Short task:
Set every record down verbatim and omit the pictures.

Given entries:
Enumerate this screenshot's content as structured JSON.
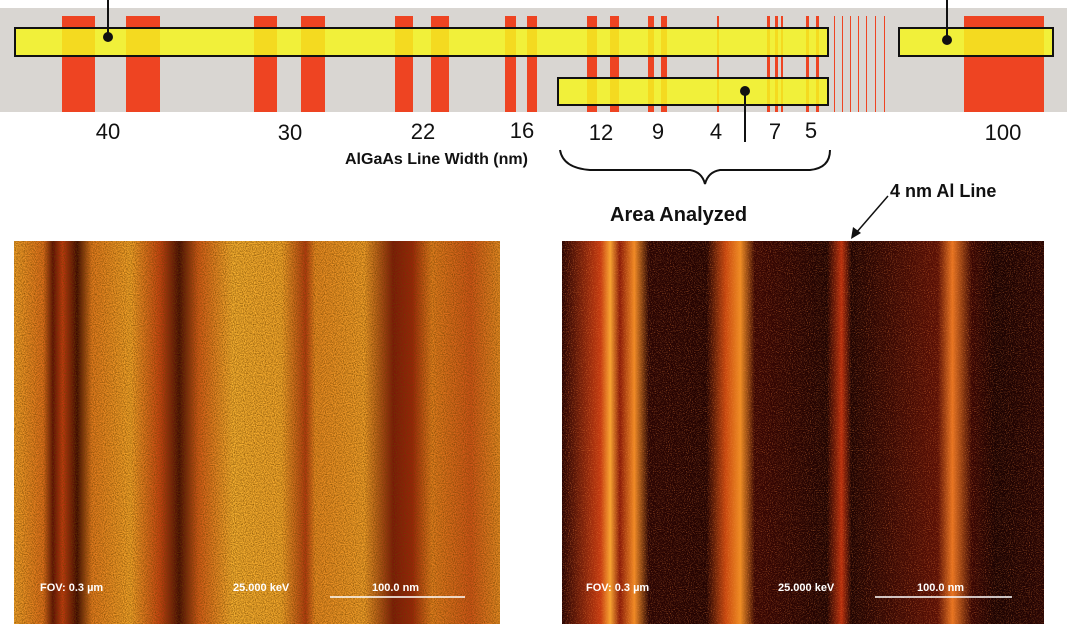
{
  "colors": {
    "background_strip": "#d9d6d2",
    "line_red": "#ee4422",
    "highlight_yellow": "#f4f420",
    "outline": "#111111"
  },
  "strip": {
    "line_width_labels": [
      "40",
      "30",
      "22",
      "16",
      "12",
      "9",
      "4",
      "7",
      "5",
      "100"
    ],
    "axis_caption": "AlGaAs Line Width (nm)"
  },
  "annotations": {
    "area_analyzed": "Area Analyzed",
    "al_line": "4 nm Al Line"
  },
  "maps": [
    {
      "fov": "FOV: 0.3 µm",
      "energy": "25.000 keV",
      "scale": "100.0 nm",
      "style": "bright"
    },
    {
      "fov": "FOV: 0.3 µm",
      "energy": "25.000 keV",
      "scale": "100.0 nm",
      "style": "dark"
    }
  ]
}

Result:
Enumerate this screenshot's content as structured JSON.
{
  "colors": {
    "background_strip": "#d9d6d2",
    "line_red": "#ee4422",
    "highlight_yellow": "#f4f420",
    "outline": "#111111"
  },
  "strip": {
    "line_width_labels": [
      "40",
      "30",
      "22",
      "16",
      "12",
      "9",
      "4",
      "7",
      "5",
      "100"
    ],
    "axis_caption": "AlGaAs Line Width (nm)"
  },
  "annotations": {
    "area_analyzed": "Area Analyzed",
    "al_line": "4 nm Al Line"
  },
  "maps": [
    {
      "fov": "FOV: 0.3 µm",
      "energy": "25.000 keV",
      "scale": "100.0 nm",
      "style": "bright"
    },
    {
      "fov": "FOV: 0.3 µm",
      "energy": "25.000 keV",
      "scale": "100.0 nm",
      "style": "dark"
    }
  ]
}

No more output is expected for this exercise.